- _WHAT THE TASK REQUIRES_
In the peer review comments, what tube voltage does the reviewer say center 1 used?

- _TEXT EXCERPT_
In the Methods, "Aortic valve calcifications and calcifications associated with the coeliac trunk were excluded." Why not considering calcium burden in other sites, such as aortic valve, abdominal vessels...? It might further stratify patients' risk.

In the Methods "All mentioned values are stated as average ± standard deviation, if not otherwise specified." Actually, AWC (Table 1) should be expressed as median (interquartile range), because it is clearly not normally distributed.

In the discussion, the Authors correctly stated that "The short-term 5-day outcome of COVID-19 has been successfully predicted by quantification of lung involvement" despite being "highly susceptible to the time point of imaging during early COVID-19." Nevertheless, I would try to explore whether the extent of lung involvement is somehow correlated to AWC and whether it provides additive prognostic information on top of AWC.

Reviewer #2: General comment:

Generally, this is an interesting paper, which seems to have significantly benefited from previous reviewers’ comments. The idea of the paper to quantify aortic calcium burden to help predicting the course of COVID19 might be a helpful tool in clinical practice. However, the authors may not over exaggerate the findings of a small retrospective study by including prediction assumptions but rather state the correlation and, potentially, recommend a prospective study setting.

Specific comments:

Introduction:

It is still fairly long and may benefit from further shortening.

The objective may be rewritten because AWC does not influence the course of COVID19 but might represent some kind of biomarker, which helps to predict the course of COVID 19.

Material and Methods:

LDCT scanning protocols: it seems the tube voltage of the CT scanner was 100kVp while the voltage of center 1 was 120 kVp. It is known that lowering the tube voltage increases the CT numbers of calcification, yielding false high measurements. Has this been compensated? Was the Philips software feasible to correct for this? Otherwise, measurements might be skewed.

- _EXTRACTED RECORDS_
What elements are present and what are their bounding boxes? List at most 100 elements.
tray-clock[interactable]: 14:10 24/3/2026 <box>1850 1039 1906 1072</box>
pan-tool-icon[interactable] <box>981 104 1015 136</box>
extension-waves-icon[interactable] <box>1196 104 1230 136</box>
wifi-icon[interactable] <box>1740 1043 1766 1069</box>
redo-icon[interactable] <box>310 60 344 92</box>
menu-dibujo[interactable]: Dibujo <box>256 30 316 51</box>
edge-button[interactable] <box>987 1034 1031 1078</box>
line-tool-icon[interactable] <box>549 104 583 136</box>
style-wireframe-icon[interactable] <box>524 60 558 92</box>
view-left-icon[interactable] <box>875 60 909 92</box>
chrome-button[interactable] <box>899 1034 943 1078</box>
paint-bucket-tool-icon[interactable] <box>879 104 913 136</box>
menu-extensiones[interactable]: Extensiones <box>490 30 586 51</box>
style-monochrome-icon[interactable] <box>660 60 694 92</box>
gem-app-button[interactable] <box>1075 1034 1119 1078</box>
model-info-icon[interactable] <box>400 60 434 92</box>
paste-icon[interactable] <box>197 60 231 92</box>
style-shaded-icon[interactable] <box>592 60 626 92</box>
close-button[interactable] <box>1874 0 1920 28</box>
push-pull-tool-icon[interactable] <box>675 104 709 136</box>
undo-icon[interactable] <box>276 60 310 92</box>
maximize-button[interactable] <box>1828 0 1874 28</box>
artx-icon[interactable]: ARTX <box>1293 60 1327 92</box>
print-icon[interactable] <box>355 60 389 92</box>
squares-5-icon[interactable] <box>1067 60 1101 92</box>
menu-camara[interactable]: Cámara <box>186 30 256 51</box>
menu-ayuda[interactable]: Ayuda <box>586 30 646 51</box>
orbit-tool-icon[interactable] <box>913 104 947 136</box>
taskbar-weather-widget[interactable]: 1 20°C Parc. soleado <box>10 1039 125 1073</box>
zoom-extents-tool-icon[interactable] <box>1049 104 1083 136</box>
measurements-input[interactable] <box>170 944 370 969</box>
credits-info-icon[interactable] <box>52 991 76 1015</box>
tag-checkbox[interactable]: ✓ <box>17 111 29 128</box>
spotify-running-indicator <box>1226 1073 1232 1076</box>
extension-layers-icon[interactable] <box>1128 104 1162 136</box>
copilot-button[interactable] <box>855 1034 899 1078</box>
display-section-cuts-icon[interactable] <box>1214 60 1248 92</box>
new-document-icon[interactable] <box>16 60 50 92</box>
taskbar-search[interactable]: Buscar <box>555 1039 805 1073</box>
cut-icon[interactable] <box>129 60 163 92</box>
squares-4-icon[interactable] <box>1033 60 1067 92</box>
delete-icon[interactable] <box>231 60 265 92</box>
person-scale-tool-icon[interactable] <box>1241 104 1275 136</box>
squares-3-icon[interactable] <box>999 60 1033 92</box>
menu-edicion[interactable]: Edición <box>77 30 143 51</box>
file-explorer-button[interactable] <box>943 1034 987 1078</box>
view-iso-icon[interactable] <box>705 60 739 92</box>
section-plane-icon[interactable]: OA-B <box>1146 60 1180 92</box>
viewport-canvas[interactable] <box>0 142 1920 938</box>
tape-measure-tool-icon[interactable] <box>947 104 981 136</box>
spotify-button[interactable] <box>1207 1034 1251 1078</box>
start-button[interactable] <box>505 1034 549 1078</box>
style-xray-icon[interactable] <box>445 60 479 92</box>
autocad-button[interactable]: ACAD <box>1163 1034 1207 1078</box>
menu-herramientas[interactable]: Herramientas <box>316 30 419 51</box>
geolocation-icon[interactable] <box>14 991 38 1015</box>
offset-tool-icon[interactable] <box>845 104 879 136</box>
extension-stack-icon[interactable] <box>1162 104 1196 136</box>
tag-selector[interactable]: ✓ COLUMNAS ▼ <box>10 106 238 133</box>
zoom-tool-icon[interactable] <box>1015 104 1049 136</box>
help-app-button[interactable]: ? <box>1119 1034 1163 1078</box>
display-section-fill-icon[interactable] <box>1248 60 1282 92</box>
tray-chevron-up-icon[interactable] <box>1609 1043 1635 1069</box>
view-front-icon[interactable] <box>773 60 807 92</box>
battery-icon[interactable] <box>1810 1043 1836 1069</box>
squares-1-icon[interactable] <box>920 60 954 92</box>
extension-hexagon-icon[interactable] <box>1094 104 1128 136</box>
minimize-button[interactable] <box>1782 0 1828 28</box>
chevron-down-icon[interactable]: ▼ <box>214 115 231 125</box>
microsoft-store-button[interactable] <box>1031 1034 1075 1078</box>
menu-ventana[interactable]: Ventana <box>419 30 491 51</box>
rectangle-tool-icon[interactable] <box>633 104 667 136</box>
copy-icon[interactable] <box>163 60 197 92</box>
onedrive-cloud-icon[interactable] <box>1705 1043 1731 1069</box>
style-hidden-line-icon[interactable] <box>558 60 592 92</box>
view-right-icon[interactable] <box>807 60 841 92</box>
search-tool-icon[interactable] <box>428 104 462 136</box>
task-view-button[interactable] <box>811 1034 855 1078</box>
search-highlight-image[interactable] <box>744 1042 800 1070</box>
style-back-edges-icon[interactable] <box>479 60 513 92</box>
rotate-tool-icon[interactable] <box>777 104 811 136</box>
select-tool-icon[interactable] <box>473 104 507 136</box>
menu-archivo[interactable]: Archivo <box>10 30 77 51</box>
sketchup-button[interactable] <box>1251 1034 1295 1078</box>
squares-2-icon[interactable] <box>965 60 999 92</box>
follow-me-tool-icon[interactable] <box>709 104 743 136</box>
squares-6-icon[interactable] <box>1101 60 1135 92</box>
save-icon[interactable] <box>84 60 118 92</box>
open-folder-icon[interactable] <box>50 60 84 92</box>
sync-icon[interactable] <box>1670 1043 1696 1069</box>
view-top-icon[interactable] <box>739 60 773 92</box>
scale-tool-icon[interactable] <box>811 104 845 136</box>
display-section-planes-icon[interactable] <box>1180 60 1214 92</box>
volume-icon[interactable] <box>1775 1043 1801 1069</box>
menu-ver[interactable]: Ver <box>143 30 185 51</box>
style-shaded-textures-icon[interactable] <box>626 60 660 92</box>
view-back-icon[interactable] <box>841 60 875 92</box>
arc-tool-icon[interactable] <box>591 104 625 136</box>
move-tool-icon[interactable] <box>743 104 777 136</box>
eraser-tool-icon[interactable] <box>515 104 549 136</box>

- _TASK OUTPUT_
120 kVp